— Start —

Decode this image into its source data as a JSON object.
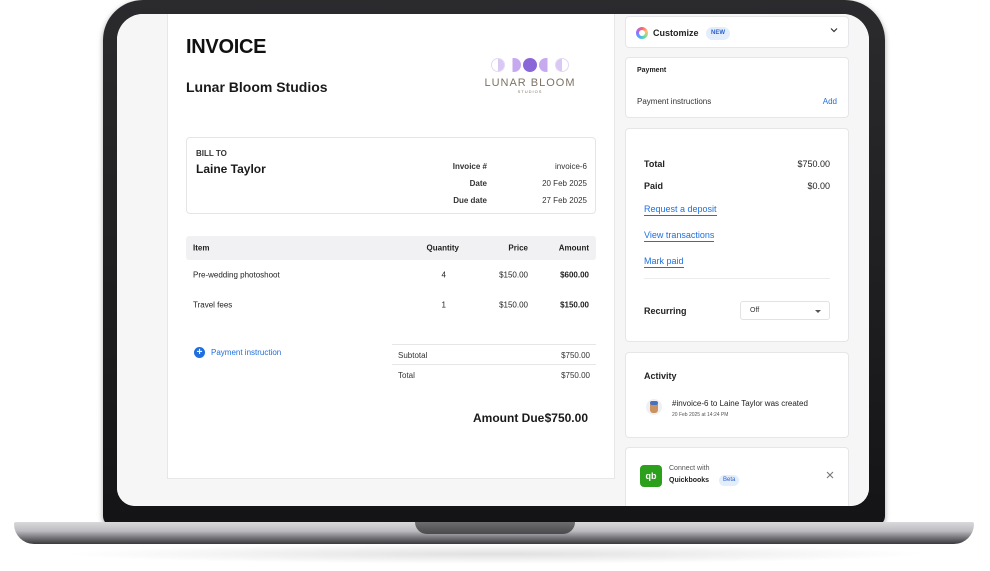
{
  "invoice": {
    "title": "INVOICE",
    "business_name": "Lunar Bloom Studios",
    "logo": {
      "name": "LUNAR BLOOM",
      "sub": "STUDIOS"
    },
    "bill_to": {
      "label": "BILL TO",
      "name": "Laine Taylor",
      "meta": [
        {
          "label": "Invoice #",
          "value": "invoice-6"
        },
        {
          "label": "Date",
          "value": "20 Feb 2025"
        },
        {
          "label": "Due date",
          "value": "27 Feb 2025"
        }
      ]
    },
    "table": {
      "headers": {
        "item": "Item",
        "quantity": "Quantity",
        "price": "Price",
        "amount": "Amount"
      },
      "rows": [
        {
          "item": "Pre-wedding photoshoot",
          "quantity": "4",
          "price": "$150.00",
          "amount": "$600.00"
        },
        {
          "item": "Travel fees",
          "quantity": "1",
          "price": "$150.00",
          "amount": "$150.00"
        }
      ]
    },
    "payment_instruction_label": "Payment instruction",
    "totals": [
      {
        "label": "Subtotal",
        "value": "$750.00"
      },
      {
        "label": "Total",
        "value": "$750.00"
      }
    ],
    "amount_due": {
      "label": "Amount Due",
      "value": "$750.00"
    }
  },
  "sidebar": {
    "customize": {
      "label": "Customize",
      "badge": "NEW"
    },
    "payment": {
      "title": "Payment",
      "instructions_label": "Payment instructions",
      "add_label": "Add"
    },
    "summary": {
      "total": {
        "label": "Total",
        "value": "$750.00"
      },
      "paid": {
        "label": "Paid",
        "value": "$0.00"
      },
      "links": [
        "Request a deposit",
        "View transactions",
        "Mark paid"
      ],
      "recurring": {
        "label": "Recurring",
        "value": "Off"
      }
    },
    "activity": {
      "title": "Activity",
      "items": [
        {
          "text": "#invoice-6 to Laine Taylor was created",
          "time": "20 Feb 2025 at 14:24 PM"
        }
      ]
    },
    "quickbooks": {
      "connect_label": "Connect with",
      "name": "Quickbooks",
      "badge": "Beta",
      "icon_text": "qb"
    }
  },
  "colors": {
    "accent": "#1f6fe0",
    "quickbooks": "#2ca01c",
    "badge_bg": "#e3edfc"
  }
}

— End —

[Prompt] Set down all the entries exactly as they appear, but skip any pictures.

[Correct output]
Decode this image into its source data as a JSON object.
{
  "invoice": {
    "title": "INVOICE",
    "business_name": "Lunar Bloom Studios",
    "logo": {
      "name": "LUNAR BLOOM",
      "sub": "STUDIOS"
    },
    "bill_to": {
      "label": "BILL TO",
      "name": "Laine Taylor",
      "meta": [
        {
          "label": "Invoice #",
          "value": "invoice-6"
        },
        {
          "label": "Date",
          "value": "20 Feb 2025"
        },
        {
          "label": "Due date",
          "value": "27 Feb 2025"
        }
      ]
    },
    "table": {
      "headers": {
        "item": "Item",
        "quantity": "Quantity",
        "price": "Price",
        "amount": "Amount"
      },
      "rows": [
        {
          "item": "Pre-wedding photoshoot",
          "quantity": "4",
          "price": "$150.00",
          "amount": "$600.00"
        },
        {
          "item": "Travel fees",
          "quantity": "1",
          "price": "$150.00",
          "amount": "$150.00"
        }
      ]
    },
    "payment_instruction_label": "Payment instruction",
    "totals": [
      {
        "label": "Subtotal",
        "value": "$750.00"
      },
      {
        "label": "Total",
        "value": "$750.00"
      }
    ],
    "amount_due": {
      "label": "Amount Due",
      "value": "$750.00"
    }
  },
  "sidebar": {
    "customize": {
      "label": "Customize",
      "badge": "NEW"
    },
    "payment": {
      "title": "Payment",
      "instructions_label": "Payment instructions",
      "add_label": "Add"
    },
    "summary": {
      "total": {
        "label": "Total",
        "value": "$750.00"
      },
      "paid": {
        "label": "Paid",
        "value": "$0.00"
      },
      "links": [
        "Request a deposit",
        "View transactions",
        "Mark paid"
      ],
      "recurring": {
        "label": "Recurring",
        "value": "Off"
      }
    },
    "activity": {
      "title": "Activity",
      "items": [
        {
          "text": "#invoice-6 to Laine Taylor was created",
          "time": "20 Feb 2025 at 14:24 PM"
        }
      ]
    },
    "quickbooks": {
      "connect_label": "Connect with",
      "name": "Quickbooks",
      "badge": "Beta",
      "icon_text": "qb"
    }
  },
  "colors": {
    "accent": "#1f6fe0",
    "quickbooks": "#2ca01c",
    "badge_bg": "#e3edfc"
  }
}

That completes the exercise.